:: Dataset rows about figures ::
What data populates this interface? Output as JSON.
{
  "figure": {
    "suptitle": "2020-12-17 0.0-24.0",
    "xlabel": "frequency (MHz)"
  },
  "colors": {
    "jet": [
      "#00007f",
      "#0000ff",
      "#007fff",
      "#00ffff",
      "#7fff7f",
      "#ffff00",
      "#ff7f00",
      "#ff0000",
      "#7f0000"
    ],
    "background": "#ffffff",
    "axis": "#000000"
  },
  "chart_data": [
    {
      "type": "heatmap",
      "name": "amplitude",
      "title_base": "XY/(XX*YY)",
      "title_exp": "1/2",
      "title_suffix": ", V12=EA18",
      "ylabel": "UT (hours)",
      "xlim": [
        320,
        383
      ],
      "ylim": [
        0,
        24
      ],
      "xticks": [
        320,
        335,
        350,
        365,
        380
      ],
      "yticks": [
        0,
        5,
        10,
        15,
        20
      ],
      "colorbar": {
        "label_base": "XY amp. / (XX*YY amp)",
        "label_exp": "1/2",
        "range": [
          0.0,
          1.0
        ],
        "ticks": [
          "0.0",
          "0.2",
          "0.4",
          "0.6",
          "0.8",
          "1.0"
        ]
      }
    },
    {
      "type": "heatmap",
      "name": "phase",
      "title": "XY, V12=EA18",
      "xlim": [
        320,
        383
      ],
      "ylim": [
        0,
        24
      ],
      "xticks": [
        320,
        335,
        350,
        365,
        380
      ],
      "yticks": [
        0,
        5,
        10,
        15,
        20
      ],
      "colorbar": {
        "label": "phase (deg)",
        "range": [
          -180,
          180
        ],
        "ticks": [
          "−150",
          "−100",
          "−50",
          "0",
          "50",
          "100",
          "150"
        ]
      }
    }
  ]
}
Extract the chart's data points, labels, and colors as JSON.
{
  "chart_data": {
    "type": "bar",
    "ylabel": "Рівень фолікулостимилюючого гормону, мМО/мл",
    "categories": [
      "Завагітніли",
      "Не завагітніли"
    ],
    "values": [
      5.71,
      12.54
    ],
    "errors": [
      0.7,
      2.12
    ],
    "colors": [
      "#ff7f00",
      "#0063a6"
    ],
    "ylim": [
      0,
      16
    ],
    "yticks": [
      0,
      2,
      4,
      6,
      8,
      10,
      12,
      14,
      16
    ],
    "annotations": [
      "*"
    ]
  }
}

:: Objective ::
Produce an exact copy of every entry above.

:: Written solution ::
What data populates this interface? Output as JSON.
{
  "figure": {
    "suptitle": "2020-12-17 0.0-24.0",
    "xlabel": "frequency (MHz)"
  },
  "colors": {
    "jet": [
      "#00007f",
      "#0000ff",
      "#007fff",
      "#00ffff",
      "#7fff7f",
      "#ffff00",
      "#ff7f00",
      "#ff0000",
      "#7f0000"
    ],
    "background": "#ffffff",
    "axis": "#000000"
  },
  "chart_data": [
    {
      "type": "heatmap",
      "name": "amplitude",
      "title_base": "XY/(XX*YY)",
      "title_exp": "1/2",
      "title_suffix": ", V12=EA18",
      "ylabel": "UT (hours)",
      "xlim": [
        320,
        383
      ],
      "ylim": [
        0,
        24
      ],
      "xticks": [
        320,
        335,
        350,
        365,
        380
      ],
      "yticks": [
        0,
        5,
        10,
        15,
        20
      ],
      "colorbar": {
        "label_base": "XY amp. / (XX*YY amp)",
        "label_exp": "1/2",
        "range": [
          0.0,
          1.0
        ],
        "ticks": [
          "0.0",
          "0.2",
          "0.4",
          "0.6",
          "0.8",
          "1.0"
        ]
      }
    },
    {
      "type": "heatmap",
      "name": "phase",
      "title": "XY, V12=EA18",
      "xlim": [
        320,
        383
      ],
      "ylim": [
        0,
        24
      ],
      "xticks": [
        320,
        335,
        350,
        365,
        380
      ],
      "yticks": [
        0,
        5,
        10,
        15,
        20
      ],
      "colorbar": {
        "label": "phase (deg)",
        "range": [
          -180,
          180
        ],
        "ticks": [
          "−150",
          "−100",
          "−50",
          "0",
          "50",
          "100",
          "150"
        ]
      }
    }
  ]
}
Extract the chart's data points, labels, and colors as JSON.
{
  "chart_data": {
    "type": "bar",
    "ylabel": "Рівень фолікулостимилюючого гормону, мМО/мл",
    "categories": [
      "Завагітніли",
      "Не завагітніли"
    ],
    "values": [
      5.71,
      12.54
    ],
    "errors": [
      0.7,
      2.12
    ],
    "colors": [
      "#ff7f00",
      "#0063a6"
    ],
    "ylim": [
      0,
      16
    ],
    "yticks": [
      0,
      2,
      4,
      6,
      8,
      10,
      12,
      14,
      16
    ],
    "annotations": [
      "*"
    ]
  }
}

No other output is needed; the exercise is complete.